**GOAL:**
Count the lines in the entries below that contain the string "axis", treating uppercase and lowercase as different, and reply with only that number.

**SUPPLIED RECORDS:**
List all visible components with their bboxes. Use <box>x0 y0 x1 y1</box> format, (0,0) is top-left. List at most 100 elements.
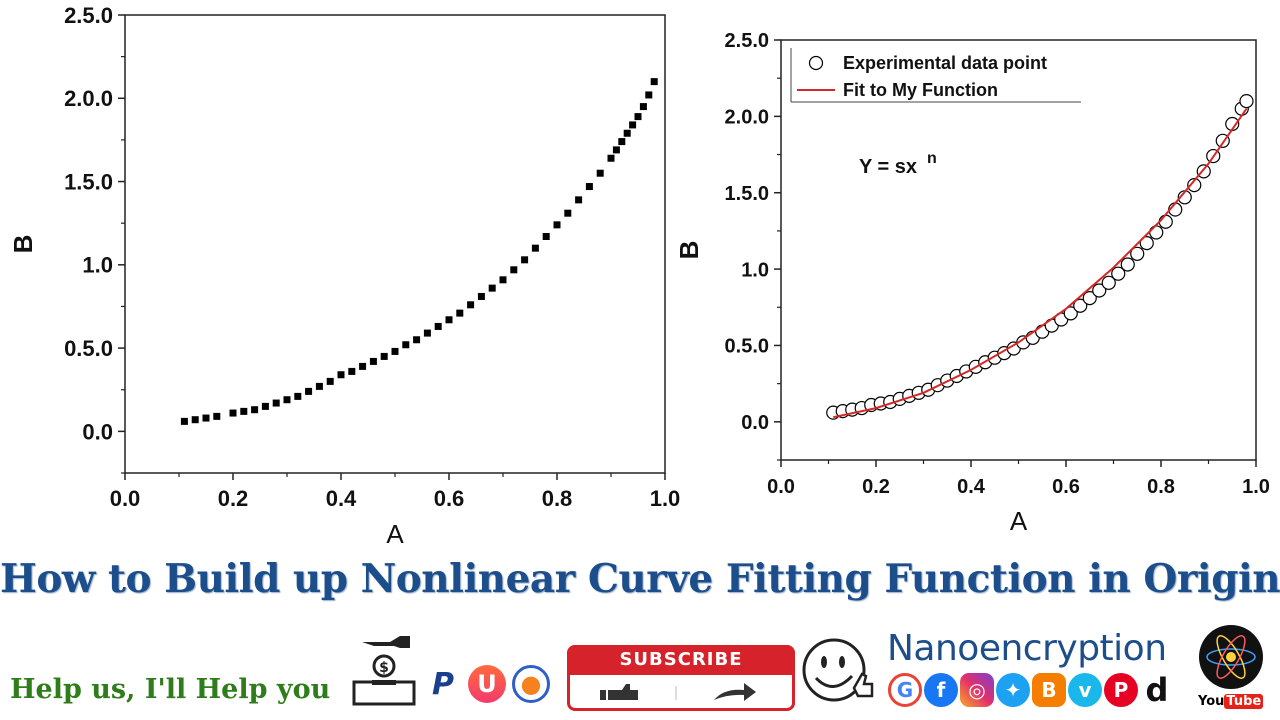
x-axis-label: A <box>386 519 404 549</box>
data-point <box>294 392 302 400</box>
youtube-logo: You Tube <box>1198 694 1264 709</box>
facebook-icon[interactable]: f <box>924 673 958 707</box>
payment-icons: P U ● <box>424 665 550 703</box>
y-tick-label: 0.5.0 <box>64 336 113 361</box>
experimental-point <box>1073 298 1088 313</box>
data-point <box>413 336 421 344</box>
x-tick-label: 0.2 <box>218 486 249 511</box>
data-point <box>510 266 518 274</box>
data-point <box>596 169 604 177</box>
y-tick-label: 2.0.0 <box>64 86 113 111</box>
data-point <box>369 357 377 365</box>
youtube-tube: Tube <box>1224 694 1264 709</box>
data-point <box>337 371 345 379</box>
y-tick-label: 2.5.0 <box>64 3 113 28</box>
data-point <box>402 341 410 349</box>
x-tick-label: 0.8 <box>542 486 573 511</box>
data-point <box>650 78 658 86</box>
video-title: How to Build up Nonlinear Curve Fitting … <box>0 556 1280 602</box>
fit-line <box>833 108 1248 419</box>
data-point <box>445 316 453 324</box>
pinterest-icon[interactable]: P <box>1104 673 1138 707</box>
google-icon[interactable]: G <box>888 673 922 707</box>
chart-left: 0.0 0.2 0.4 0.6 0.8 1.0 0.0 0.5.0 1.0 1.5.0 2.0.0 2… <box>8 3 680 549</box>
x-tick-label: 1.0 <box>1242 476 1270 498</box>
y-tick-label: 0.0 <box>741 412 769 434</box>
share-arrow-icon <box>714 683 756 701</box>
atom-logo-icon <box>1199 625 1263 689</box>
x-tick-label: 1.0 <box>650 486 681 511</box>
subscribe-label: SUBSCRIBE <box>567 645 795 675</box>
data-point <box>645 91 653 99</box>
data-point <box>623 129 631 137</box>
data-point <box>305 387 313 395</box>
x-tick-label: 0.4 <box>957 476 986 498</box>
y-axis-label: B <box>8 235 38 254</box>
u-pay-icon[interactable]: U <box>468 665 506 703</box>
legend-box <box>791 48 1081 102</box>
instagram-icon[interactable]: ◎ <box>960 673 994 707</box>
youtube-you: You <box>1198 694 1225 709</box>
data-point <box>434 322 442 330</box>
data-point <box>229 409 237 417</box>
data-point <box>180 417 188 425</box>
data-point <box>423 329 431 337</box>
y-tick-label: 0.5.0 <box>725 336 769 358</box>
data-point <box>553 221 561 229</box>
y-tick-label: 0.0 <box>82 419 113 444</box>
data-point <box>315 382 323 390</box>
experimental-point <box>1082 291 1097 306</box>
data-point <box>564 209 572 217</box>
data-point <box>634 113 642 121</box>
data-point <box>326 377 334 385</box>
help-text: Help us, I'll Help you <box>10 674 331 705</box>
payoneer-icon[interactable]: ● <box>512 665 550 703</box>
x-axis-label: A <box>1010 506 1028 536</box>
subscribe-button[interactable]: SUBSCRIBE <box>567 645 795 711</box>
experimental-point <box>1130 246 1145 261</box>
dailymotion-icon[interactable]: d <box>1140 671 1174 709</box>
y-tick-label: 2.0.0 <box>725 107 769 129</box>
experimental-point <box>1111 266 1126 281</box>
separator <box>675 686 677 700</box>
blogger-icon[interactable]: B <box>1032 673 1066 707</box>
data-point <box>348 367 356 375</box>
data-point <box>585 183 593 191</box>
svg-text:$: $ <box>379 660 389 676</box>
data-point <box>213 412 221 420</box>
legend-label: Experimental data point <box>843 53 1047 73</box>
data-point <box>272 399 280 407</box>
paypal-icon[interactable]: P <box>424 665 462 703</box>
data-point <box>456 309 464 317</box>
data-point <box>542 233 550 241</box>
vimeo-icon[interactable]: v <box>1068 673 1102 707</box>
y-axis-label: B <box>674 241 704 260</box>
equation-exponent: n <box>927 150 937 167</box>
data-point <box>202 414 210 422</box>
x-tick-label: 0.0 <box>110 486 141 511</box>
data-point <box>488 284 496 292</box>
plot-frame <box>780 39 1257 461</box>
experimental-point <box>1149 225 1164 240</box>
data-point <box>612 146 620 154</box>
y-tick-label: 1.5.0 <box>725 183 769 205</box>
social-icons: G f ◎ ✦ B v P d <box>888 671 1174 709</box>
data-point <box>499 276 507 284</box>
y-tick-label: 2.5.0 <box>725 30 769 52</box>
legend-marker-circle <box>808 55 824 71</box>
data-point <box>380 352 388 360</box>
data-point <box>607 154 615 162</box>
data-point <box>531 244 539 252</box>
chart-right: 0.0 0.2 0.4 0.6 0.8 1.0 0.0 0.5.0 1.0 1.5.0 2.0.0 2… <box>674 30 1270 536</box>
x-tick-label: 0.6 <box>1052 476 1080 498</box>
twitter-icon[interactable]: ✦ <box>996 673 1030 707</box>
experimental-point <box>1101 275 1116 290</box>
data-point <box>191 416 199 424</box>
x-tick-label: 0.2 <box>862 476 890 498</box>
data-point <box>521 256 529 264</box>
x-tick-label: 0.4 <box>326 486 357 511</box>
equation-annotation: Y = sx <box>859 156 917 178</box>
data-point <box>240 407 248 415</box>
smiley-icon <box>802 638 874 702</box>
experimental-point <box>1120 257 1135 272</box>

**TASK RESPONSE:**
4